YOUR GOAL
Print the whole listing exactly.
┄┄┄┄┄┄┄┄┄┄
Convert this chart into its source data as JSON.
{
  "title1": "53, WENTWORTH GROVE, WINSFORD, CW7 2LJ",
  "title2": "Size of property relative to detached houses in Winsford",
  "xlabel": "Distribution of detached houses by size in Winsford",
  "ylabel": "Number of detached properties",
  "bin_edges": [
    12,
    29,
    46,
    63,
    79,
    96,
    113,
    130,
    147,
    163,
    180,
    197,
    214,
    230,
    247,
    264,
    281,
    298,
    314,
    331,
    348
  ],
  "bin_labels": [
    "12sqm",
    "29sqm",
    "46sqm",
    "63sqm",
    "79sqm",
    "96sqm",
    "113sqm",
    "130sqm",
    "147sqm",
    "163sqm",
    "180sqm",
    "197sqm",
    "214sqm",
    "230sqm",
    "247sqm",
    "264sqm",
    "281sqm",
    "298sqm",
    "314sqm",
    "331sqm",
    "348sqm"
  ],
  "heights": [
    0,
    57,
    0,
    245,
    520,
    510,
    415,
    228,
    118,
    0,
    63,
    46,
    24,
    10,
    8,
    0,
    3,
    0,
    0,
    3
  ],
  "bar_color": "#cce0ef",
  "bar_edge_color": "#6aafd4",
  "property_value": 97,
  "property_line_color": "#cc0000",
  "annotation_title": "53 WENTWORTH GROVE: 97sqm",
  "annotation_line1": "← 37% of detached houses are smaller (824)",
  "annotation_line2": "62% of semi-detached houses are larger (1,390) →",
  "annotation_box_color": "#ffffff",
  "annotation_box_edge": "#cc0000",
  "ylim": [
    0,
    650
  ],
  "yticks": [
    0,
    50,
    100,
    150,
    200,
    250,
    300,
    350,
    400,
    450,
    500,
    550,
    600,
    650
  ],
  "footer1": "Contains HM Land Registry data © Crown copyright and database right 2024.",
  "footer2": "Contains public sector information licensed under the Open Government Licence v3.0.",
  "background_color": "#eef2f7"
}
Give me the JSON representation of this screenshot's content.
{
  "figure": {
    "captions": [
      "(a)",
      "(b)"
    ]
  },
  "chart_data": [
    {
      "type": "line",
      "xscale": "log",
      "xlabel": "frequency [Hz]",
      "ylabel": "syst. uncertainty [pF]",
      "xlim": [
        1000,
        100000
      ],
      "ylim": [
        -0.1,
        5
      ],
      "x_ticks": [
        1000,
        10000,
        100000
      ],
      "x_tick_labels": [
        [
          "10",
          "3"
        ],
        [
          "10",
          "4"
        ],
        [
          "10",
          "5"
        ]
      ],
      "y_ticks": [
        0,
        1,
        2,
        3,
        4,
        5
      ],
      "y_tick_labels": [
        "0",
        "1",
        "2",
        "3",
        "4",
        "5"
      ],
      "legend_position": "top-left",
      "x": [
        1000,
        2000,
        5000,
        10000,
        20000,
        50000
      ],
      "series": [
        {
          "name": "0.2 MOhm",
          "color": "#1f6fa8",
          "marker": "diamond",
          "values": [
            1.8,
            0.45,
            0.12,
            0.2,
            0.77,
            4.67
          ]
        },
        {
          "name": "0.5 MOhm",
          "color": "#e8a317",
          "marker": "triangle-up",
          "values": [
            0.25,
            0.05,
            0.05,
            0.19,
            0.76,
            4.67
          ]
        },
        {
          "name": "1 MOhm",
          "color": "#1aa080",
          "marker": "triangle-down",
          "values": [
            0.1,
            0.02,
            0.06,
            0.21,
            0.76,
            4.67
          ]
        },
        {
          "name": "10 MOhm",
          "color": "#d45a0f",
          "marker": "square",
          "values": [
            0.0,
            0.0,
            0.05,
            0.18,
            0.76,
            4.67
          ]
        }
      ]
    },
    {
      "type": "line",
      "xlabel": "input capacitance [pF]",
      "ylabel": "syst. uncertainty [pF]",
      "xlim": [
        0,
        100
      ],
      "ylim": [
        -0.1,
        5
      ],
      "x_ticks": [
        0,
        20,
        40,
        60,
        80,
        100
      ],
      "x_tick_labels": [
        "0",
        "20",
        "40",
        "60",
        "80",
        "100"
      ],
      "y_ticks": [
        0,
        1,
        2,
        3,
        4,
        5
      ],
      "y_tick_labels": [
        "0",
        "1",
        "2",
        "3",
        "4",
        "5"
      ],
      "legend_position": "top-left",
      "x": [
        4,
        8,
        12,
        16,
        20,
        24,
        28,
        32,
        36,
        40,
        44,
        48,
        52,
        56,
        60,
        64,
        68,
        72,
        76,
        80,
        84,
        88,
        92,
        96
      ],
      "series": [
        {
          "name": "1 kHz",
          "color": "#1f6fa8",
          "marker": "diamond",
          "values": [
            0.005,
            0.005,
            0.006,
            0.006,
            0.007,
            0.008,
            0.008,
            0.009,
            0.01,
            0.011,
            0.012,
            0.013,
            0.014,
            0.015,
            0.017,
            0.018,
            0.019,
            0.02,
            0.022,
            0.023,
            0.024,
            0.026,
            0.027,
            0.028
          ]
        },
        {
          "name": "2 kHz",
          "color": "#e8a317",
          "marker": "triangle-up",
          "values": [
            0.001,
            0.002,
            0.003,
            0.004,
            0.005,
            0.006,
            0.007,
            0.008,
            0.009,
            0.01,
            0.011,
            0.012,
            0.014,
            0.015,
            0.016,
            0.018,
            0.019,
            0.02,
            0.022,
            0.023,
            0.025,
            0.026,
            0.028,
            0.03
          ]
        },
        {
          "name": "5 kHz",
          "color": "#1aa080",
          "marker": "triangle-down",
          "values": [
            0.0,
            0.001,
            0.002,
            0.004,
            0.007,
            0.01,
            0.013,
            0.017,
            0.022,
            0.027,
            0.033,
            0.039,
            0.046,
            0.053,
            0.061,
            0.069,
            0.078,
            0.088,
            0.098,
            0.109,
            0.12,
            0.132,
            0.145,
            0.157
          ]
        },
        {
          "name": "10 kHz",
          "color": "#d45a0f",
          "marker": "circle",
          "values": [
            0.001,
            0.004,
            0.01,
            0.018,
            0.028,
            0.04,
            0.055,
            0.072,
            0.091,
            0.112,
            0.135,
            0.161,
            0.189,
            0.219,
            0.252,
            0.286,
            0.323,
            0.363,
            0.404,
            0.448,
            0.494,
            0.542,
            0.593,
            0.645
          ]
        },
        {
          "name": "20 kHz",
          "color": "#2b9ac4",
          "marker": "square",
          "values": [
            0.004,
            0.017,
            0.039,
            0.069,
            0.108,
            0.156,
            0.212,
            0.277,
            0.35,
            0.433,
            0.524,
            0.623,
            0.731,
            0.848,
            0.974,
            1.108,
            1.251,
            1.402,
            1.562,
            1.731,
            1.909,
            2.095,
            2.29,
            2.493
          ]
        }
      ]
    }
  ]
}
┄┄┄┄┄┄┄┄┄┄
EXERCISE RESPONSE
Convert this chart into its source data as JSON.
{
  "title1": "53, WENTWORTH GROVE, WINSFORD, CW7 2LJ",
  "title2": "Size of property relative to detached houses in Winsford",
  "xlabel": "Distribution of detached houses by size in Winsford",
  "ylabel": "Number of detached properties",
  "bin_edges": [
    12,
    29,
    46,
    63,
    79,
    96,
    113,
    130,
    147,
    163,
    180,
    197,
    214,
    230,
    247,
    264,
    281,
    298,
    314,
    331,
    348
  ],
  "bin_labels": [
    "12sqm",
    "29sqm",
    "46sqm",
    "63sqm",
    "79sqm",
    "96sqm",
    "113sqm",
    "130sqm",
    "147sqm",
    "163sqm",
    "180sqm",
    "197sqm",
    "214sqm",
    "230sqm",
    "247sqm",
    "264sqm",
    "281sqm",
    "298sqm",
    "314sqm",
    "331sqm",
    "348sqm"
  ],
  "heights": [
    0,
    57,
    0,
    245,
    520,
    510,
    415,
    228,
    118,
    0,
    63,
    46,
    24,
    10,
    8,
    0,
    3,
    0,
    0,
    3
  ],
  "bar_color": "#cce0ef",
  "bar_edge_color": "#6aafd4",
  "property_value": 97,
  "property_line_color": "#cc0000",
  "annotation_title": "53 WENTWORTH GROVE: 97sqm",
  "annotation_line1": "← 37% of detached houses are smaller (824)",
  "annotation_line2": "62% of semi-detached houses are larger (1,390) →",
  "annotation_box_color": "#ffffff",
  "annotation_box_edge": "#cc0000",
  "ylim": [
    0,
    650
  ],
  "yticks": [
    0,
    50,
    100,
    150,
    200,
    250,
    300,
    350,
    400,
    450,
    500,
    550,
    600,
    650
  ],
  "footer1": "Contains HM Land Registry data © Crown copyright and database right 2024.",
  "footer2": "Contains public sector information licensed under the Open Government Licence v3.0.",
  "background_color": "#eef2f7"
}
Give me the JSON representation of this screenshot's content.
{
  "figure": {
    "captions": [
      "(a)",
      "(b)"
    ]
  },
  "chart_data": [
    {
      "type": "line",
      "xscale": "log",
      "xlabel": "frequency [Hz]",
      "ylabel": "syst. uncertainty [pF]",
      "xlim": [
        1000,
        100000
      ],
      "ylim": [
        -0.1,
        5
      ],
      "x_ticks": [
        1000,
        10000,
        100000
      ],
      "x_tick_labels": [
        [
          "10",
          "3"
        ],
        [
          "10",
          "4"
        ],
        [
          "10",
          "5"
        ]
      ],
      "y_ticks": [
        0,
        1,
        2,
        3,
        4,
        5
      ],
      "y_tick_labels": [
        "0",
        "1",
        "2",
        "3",
        "4",
        "5"
      ],
      "legend_position": "top-left",
      "x": [
        1000,
        2000,
        5000,
        10000,
        20000,
        50000
      ],
      "series": [
        {
          "name": "0.2 MOhm",
          "color": "#1f6fa8",
          "marker": "diamond",
          "values": [
            1.8,
            0.45,
            0.12,
            0.2,
            0.77,
            4.67
          ]
        },
        {
          "name": "0.5 MOhm",
          "color": "#e8a317",
          "marker": "triangle-up",
          "values": [
            0.25,
            0.05,
            0.05,
            0.19,
            0.76,
            4.67
          ]
        },
        {
          "name": "1 MOhm",
          "color": "#1aa080",
          "marker": "triangle-down",
          "values": [
            0.1,
            0.02,
            0.06,
            0.21,
            0.76,
            4.67
          ]
        },
        {
          "name": "10 MOhm",
          "color": "#d45a0f",
          "marker": "square",
          "values": [
            0.0,
            0.0,
            0.05,
            0.18,
            0.76,
            4.67
          ]
        }
      ]
    },
    {
      "type": "line",
      "xlabel": "input capacitance [pF]",
      "ylabel": "syst. uncertainty [pF]",
      "xlim": [
        0,
        100
      ],
      "ylim": [
        -0.1,
        5
      ],
      "x_ticks": [
        0,
        20,
        40,
        60,
        80,
        100
      ],
      "x_tick_labels": [
        "0",
        "20",
        "40",
        "60",
        "80",
        "100"
      ],
      "y_ticks": [
        0,
        1,
        2,
        3,
        4,
        5
      ],
      "y_tick_labels": [
        "0",
        "1",
        "2",
        "3",
        "4",
        "5"
      ],
      "legend_position": "top-left",
      "x": [
        4,
        8,
        12,
        16,
        20,
        24,
        28,
        32,
        36,
        40,
        44,
        48,
        52,
        56,
        60,
        64,
        68,
        72,
        76,
        80,
        84,
        88,
        92,
        96
      ],
      "series": [
        {
          "name": "1 kHz",
          "color": "#1f6fa8",
          "marker": "diamond",
          "values": [
            0.005,
            0.005,
            0.006,
            0.006,
            0.007,
            0.008,
            0.008,
            0.009,
            0.01,
            0.011,
            0.012,
            0.013,
            0.014,
            0.015,
            0.017,
            0.018,
            0.019,
            0.02,
            0.022,
            0.023,
            0.024,
            0.026,
            0.027,
            0.028
          ]
        },
        {
          "name": "2 kHz",
          "color": "#e8a317",
          "marker": "triangle-up",
          "values": [
            0.001,
            0.002,
            0.003,
            0.004,
            0.005,
            0.006,
            0.007,
            0.008,
            0.009,
            0.01,
            0.011,
            0.012,
            0.014,
            0.015,
            0.016,
            0.018,
            0.019,
            0.02,
            0.022,
            0.023,
            0.025,
            0.026,
            0.028,
            0.03
          ]
        },
        {
          "name": "5 kHz",
          "color": "#1aa080",
          "marker": "triangle-down",
          "values": [
            0.0,
            0.001,
            0.002,
            0.004,
            0.007,
            0.01,
            0.013,
            0.017,
            0.022,
            0.027,
            0.033,
            0.039,
            0.046,
            0.053,
            0.061,
            0.069,
            0.078,
            0.088,
            0.098,
            0.109,
            0.12,
            0.132,
            0.145,
            0.157
          ]
        },
        {
          "name": "10 kHz",
          "color": "#d45a0f",
          "marker": "circle",
          "values": [
            0.001,
            0.004,
            0.01,
            0.018,
            0.028,
            0.04,
            0.055,
            0.072,
            0.091,
            0.112,
            0.135,
            0.161,
            0.189,
            0.219,
            0.252,
            0.286,
            0.323,
            0.363,
            0.404,
            0.448,
            0.494,
            0.542,
            0.593,
            0.645
          ]
        },
        {
          "name": "20 kHz",
          "color": "#2b9ac4",
          "marker": "square",
          "values": [
            0.004,
            0.017,
            0.039,
            0.069,
            0.108,
            0.156,
            0.212,
            0.277,
            0.35,
            0.433,
            0.524,
            0.623,
            0.731,
            0.848,
            0.974,
            1.108,
            1.251,
            1.402,
            1.562,
            1.731,
            1.909,
            2.095,
            2.29,
            2.493
          ]
        }
      ]
    }
  ]
}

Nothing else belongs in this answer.